→ **Task objective**
Filter the listing below, copying every line in which the word "selected" appears.

→ **Supplied material**
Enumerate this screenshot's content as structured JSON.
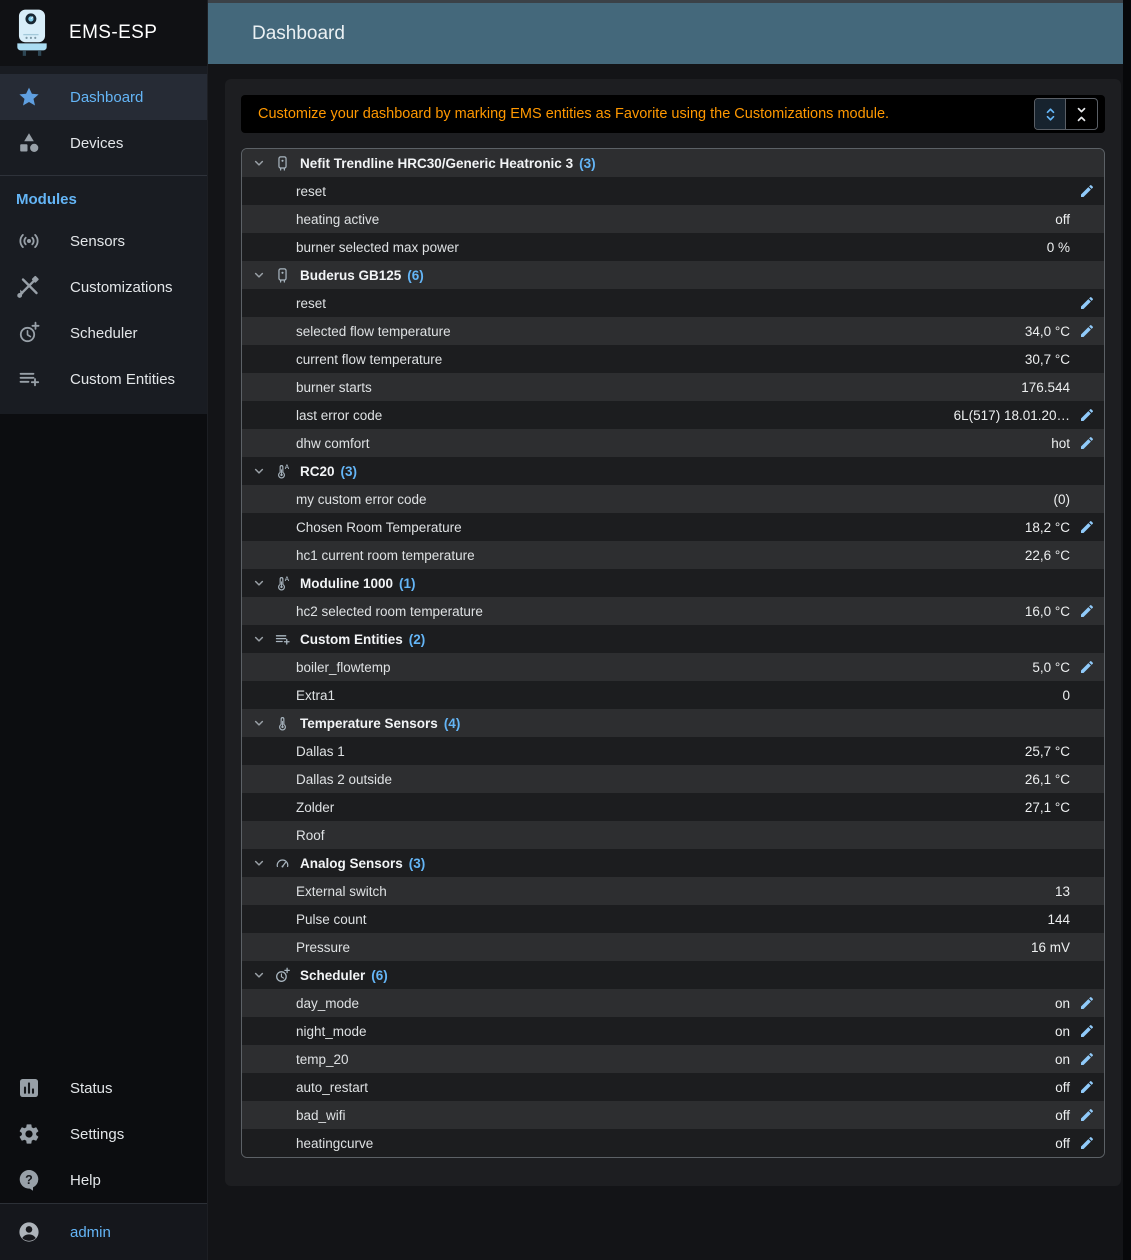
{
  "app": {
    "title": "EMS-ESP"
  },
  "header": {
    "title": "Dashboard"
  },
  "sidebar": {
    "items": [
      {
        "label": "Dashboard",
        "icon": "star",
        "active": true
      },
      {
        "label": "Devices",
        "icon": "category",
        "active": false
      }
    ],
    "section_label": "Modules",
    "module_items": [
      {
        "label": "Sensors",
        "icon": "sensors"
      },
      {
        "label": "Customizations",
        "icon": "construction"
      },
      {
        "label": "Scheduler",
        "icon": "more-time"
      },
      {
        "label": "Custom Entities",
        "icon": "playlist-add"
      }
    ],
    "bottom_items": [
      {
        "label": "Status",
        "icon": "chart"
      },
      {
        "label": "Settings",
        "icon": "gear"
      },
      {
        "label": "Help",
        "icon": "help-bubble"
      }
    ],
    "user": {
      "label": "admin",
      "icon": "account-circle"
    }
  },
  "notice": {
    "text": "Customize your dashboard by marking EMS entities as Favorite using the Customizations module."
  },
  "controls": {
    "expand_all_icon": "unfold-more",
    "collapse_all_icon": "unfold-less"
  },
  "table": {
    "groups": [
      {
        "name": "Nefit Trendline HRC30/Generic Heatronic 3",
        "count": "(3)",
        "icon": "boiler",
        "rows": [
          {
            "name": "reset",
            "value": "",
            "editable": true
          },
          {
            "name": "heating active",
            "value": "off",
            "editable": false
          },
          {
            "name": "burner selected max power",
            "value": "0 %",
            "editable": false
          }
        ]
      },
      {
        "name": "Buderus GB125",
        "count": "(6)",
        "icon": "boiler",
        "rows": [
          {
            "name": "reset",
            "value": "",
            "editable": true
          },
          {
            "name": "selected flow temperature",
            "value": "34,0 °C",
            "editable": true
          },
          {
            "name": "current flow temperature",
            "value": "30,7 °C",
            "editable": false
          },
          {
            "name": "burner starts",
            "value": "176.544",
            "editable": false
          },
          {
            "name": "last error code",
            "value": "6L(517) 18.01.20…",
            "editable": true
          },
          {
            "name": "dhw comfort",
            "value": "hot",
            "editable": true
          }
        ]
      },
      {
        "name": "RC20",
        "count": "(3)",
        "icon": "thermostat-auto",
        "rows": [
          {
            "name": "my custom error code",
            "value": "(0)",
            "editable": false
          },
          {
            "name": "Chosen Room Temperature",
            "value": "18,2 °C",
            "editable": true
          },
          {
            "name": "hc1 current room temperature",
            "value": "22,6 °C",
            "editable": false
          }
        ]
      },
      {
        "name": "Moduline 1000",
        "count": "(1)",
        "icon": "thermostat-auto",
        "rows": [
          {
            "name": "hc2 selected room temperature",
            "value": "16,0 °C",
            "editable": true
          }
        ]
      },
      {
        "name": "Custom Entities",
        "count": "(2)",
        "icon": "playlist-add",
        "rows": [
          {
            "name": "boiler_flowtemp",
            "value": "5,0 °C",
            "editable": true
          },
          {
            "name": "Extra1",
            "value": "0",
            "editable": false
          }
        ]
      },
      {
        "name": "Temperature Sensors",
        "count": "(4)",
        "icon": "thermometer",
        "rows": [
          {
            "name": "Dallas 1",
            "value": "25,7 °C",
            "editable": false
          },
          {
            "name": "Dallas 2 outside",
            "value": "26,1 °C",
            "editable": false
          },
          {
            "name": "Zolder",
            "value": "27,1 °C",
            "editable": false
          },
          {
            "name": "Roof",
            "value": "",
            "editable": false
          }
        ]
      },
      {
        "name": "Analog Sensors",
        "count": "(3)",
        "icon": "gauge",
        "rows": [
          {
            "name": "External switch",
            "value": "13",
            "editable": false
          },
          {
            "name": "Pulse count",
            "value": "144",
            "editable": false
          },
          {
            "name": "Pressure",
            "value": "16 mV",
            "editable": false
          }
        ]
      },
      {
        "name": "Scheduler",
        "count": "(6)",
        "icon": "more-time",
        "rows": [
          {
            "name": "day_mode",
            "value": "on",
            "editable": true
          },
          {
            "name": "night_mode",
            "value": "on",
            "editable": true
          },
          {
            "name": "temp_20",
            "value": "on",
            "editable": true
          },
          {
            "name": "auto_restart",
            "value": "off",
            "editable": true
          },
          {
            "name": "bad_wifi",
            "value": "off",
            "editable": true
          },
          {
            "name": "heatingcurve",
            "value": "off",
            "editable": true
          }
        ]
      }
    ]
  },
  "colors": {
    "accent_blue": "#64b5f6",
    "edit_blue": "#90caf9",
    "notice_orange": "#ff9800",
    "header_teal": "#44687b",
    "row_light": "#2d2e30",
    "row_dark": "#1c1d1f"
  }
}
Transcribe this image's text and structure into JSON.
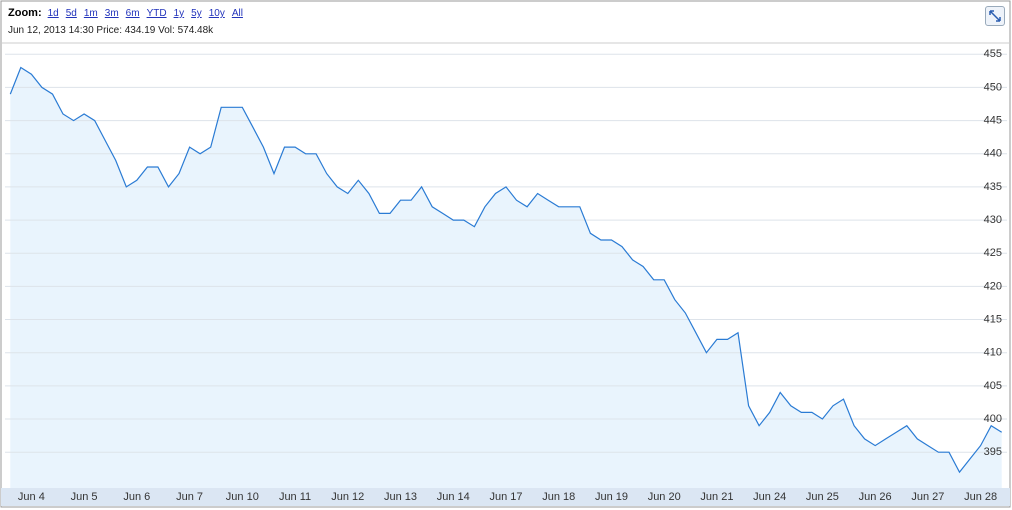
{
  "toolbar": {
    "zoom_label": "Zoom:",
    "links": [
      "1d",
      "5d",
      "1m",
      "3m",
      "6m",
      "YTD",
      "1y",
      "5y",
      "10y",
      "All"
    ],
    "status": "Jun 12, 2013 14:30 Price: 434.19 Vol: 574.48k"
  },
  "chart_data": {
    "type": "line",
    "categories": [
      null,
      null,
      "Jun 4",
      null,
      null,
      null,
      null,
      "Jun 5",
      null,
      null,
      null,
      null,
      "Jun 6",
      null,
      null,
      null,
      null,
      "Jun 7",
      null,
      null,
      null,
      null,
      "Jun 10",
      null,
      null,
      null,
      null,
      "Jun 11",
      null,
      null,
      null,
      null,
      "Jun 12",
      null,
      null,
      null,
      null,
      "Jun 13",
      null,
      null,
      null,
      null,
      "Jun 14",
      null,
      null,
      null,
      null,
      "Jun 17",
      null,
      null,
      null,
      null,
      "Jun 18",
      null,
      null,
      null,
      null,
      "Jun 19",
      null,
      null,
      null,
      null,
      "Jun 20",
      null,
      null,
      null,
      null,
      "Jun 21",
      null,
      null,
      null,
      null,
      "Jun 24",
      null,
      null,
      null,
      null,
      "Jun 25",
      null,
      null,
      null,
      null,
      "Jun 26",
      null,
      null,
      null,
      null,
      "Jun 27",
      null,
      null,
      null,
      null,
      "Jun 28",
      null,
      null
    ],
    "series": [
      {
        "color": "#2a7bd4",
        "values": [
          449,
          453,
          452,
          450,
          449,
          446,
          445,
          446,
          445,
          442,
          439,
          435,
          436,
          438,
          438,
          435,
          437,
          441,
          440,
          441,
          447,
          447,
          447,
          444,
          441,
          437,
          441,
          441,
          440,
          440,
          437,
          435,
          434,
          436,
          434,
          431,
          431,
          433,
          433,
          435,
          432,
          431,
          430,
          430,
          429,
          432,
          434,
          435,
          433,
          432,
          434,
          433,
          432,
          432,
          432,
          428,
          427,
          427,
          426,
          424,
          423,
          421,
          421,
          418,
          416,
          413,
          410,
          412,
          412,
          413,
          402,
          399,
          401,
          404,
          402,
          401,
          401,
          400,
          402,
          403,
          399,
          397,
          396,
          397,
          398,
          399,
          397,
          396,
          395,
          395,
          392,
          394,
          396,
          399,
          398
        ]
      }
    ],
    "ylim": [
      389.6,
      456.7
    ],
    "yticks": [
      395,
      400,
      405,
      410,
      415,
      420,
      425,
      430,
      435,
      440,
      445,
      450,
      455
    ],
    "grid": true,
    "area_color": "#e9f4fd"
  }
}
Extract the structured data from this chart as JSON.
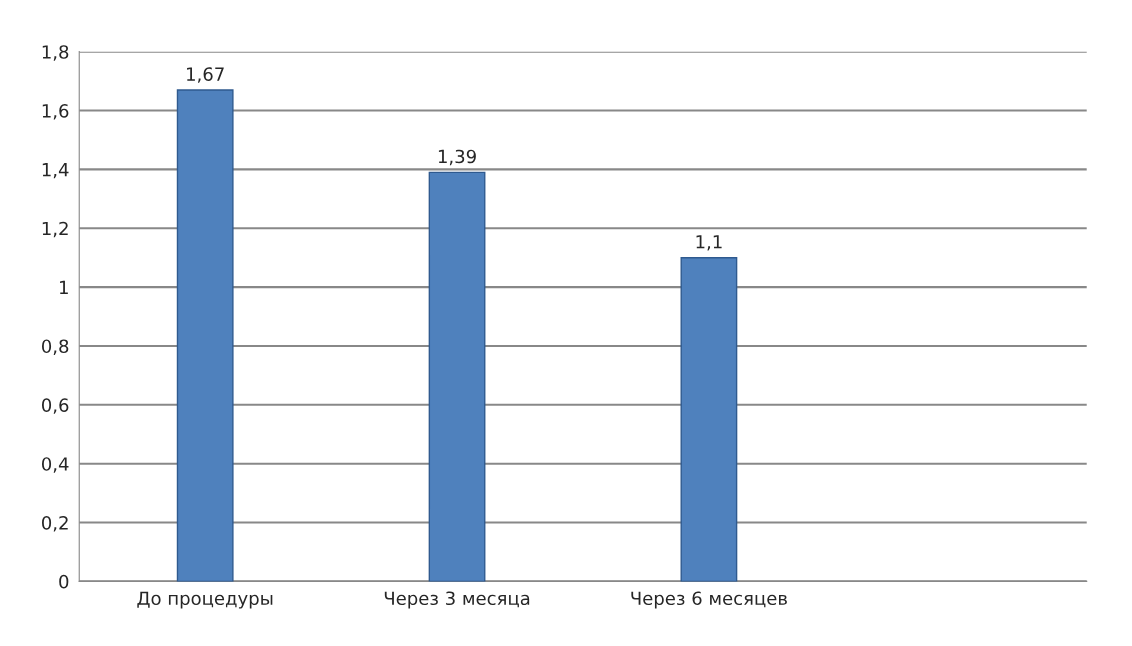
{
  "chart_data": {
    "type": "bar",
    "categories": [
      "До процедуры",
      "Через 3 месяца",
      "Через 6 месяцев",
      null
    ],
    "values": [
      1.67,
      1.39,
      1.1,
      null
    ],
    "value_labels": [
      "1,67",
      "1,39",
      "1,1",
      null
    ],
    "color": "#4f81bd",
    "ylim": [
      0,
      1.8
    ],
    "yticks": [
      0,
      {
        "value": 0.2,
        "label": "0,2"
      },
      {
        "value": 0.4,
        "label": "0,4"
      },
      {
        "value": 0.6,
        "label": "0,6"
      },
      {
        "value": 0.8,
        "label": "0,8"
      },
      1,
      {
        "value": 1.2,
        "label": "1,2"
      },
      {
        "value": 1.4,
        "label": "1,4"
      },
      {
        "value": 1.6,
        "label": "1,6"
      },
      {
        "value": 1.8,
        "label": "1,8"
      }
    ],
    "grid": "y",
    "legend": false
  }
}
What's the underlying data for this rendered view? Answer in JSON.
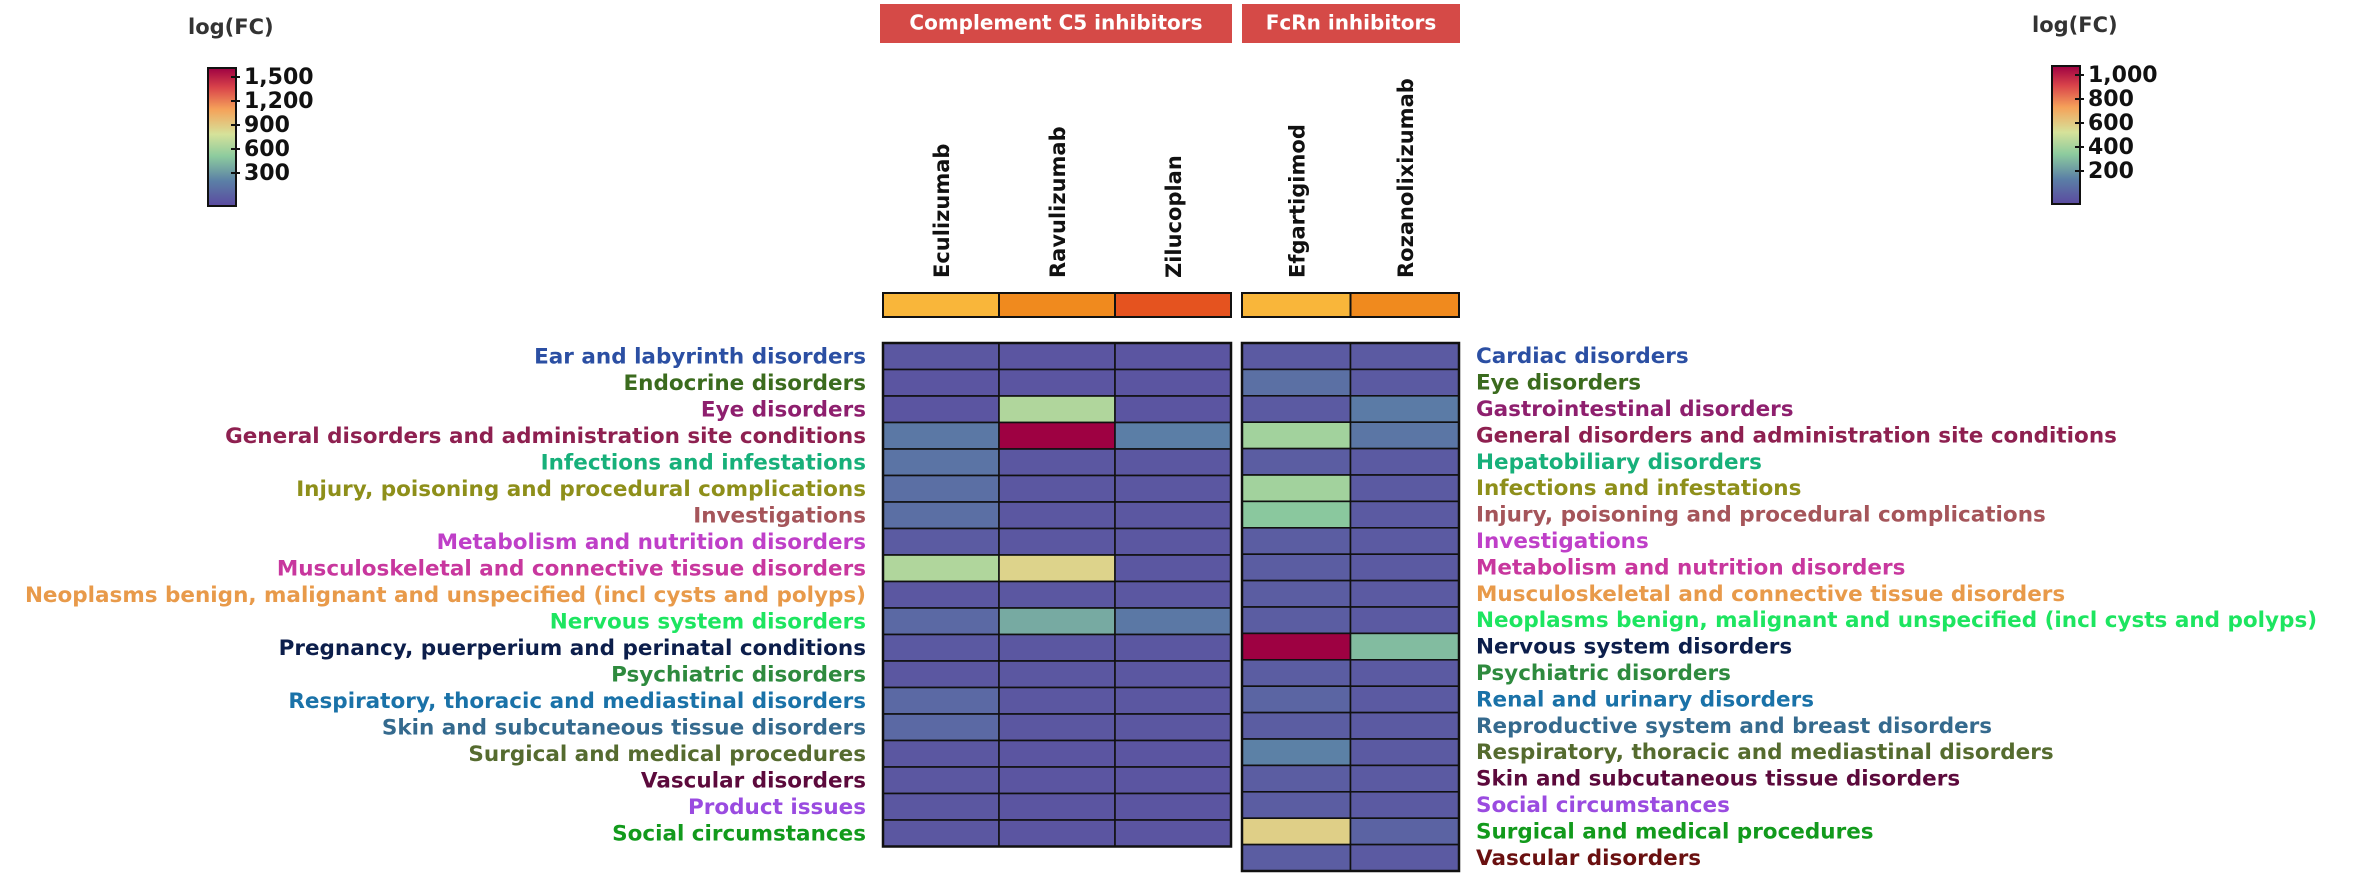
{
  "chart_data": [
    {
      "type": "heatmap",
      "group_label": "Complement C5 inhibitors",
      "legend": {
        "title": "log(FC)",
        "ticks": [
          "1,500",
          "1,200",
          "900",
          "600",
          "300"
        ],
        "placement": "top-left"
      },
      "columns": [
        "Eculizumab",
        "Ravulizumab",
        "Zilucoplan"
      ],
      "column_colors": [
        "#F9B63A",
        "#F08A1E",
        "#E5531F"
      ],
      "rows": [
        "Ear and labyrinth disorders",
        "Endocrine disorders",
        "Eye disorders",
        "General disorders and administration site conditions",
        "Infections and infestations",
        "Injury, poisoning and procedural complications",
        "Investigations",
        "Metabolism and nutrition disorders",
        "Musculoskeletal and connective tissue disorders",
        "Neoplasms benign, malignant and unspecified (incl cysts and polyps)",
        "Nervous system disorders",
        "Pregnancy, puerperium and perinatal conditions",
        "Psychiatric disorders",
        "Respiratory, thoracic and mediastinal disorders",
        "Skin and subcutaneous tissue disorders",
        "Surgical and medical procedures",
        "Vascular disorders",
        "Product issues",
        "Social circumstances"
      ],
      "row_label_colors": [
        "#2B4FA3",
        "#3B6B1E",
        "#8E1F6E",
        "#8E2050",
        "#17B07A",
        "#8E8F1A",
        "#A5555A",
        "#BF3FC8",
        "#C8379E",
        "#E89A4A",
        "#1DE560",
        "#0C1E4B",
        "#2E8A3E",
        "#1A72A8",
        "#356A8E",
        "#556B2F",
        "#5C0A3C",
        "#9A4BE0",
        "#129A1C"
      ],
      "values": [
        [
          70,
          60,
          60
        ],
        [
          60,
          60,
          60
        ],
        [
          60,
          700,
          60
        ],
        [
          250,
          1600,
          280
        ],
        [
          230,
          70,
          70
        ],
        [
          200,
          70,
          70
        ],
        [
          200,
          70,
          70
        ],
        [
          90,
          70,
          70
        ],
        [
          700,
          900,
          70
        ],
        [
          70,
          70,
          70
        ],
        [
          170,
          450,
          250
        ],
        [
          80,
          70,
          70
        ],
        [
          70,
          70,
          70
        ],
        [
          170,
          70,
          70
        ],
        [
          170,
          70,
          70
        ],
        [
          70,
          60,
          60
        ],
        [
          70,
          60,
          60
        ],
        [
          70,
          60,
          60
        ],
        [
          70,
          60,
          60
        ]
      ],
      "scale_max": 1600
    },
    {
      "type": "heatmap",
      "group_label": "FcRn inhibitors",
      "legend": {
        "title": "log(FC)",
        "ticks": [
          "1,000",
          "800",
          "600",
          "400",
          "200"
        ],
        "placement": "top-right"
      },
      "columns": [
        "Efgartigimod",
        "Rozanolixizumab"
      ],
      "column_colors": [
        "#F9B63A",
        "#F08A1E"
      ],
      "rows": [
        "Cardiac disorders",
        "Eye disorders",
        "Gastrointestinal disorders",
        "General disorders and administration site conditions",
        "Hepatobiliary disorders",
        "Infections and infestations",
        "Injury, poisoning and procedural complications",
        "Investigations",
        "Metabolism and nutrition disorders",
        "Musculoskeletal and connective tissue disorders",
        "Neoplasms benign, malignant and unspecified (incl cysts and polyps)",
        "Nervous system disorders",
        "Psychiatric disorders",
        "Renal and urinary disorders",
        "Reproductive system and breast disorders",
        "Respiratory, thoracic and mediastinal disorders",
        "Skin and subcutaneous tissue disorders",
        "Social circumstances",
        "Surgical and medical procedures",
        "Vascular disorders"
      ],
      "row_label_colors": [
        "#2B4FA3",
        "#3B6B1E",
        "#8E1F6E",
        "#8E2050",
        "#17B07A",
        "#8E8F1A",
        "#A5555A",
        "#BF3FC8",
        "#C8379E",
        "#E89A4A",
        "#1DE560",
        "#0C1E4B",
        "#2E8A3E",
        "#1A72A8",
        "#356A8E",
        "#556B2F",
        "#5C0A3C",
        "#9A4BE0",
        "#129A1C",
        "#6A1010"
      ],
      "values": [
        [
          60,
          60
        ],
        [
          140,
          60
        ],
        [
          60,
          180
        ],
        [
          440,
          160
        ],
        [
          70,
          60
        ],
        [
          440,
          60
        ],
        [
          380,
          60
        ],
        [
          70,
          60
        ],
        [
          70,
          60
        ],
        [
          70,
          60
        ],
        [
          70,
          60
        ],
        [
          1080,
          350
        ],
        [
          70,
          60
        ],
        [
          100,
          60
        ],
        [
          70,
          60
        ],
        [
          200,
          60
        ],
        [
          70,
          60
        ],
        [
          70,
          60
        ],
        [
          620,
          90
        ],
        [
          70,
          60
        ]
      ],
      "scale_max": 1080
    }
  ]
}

→ **Reply to the task**
            "name": "burner selected max power",
            "name": "selected flow temperature",
            "name": "hc2 selected room temperature",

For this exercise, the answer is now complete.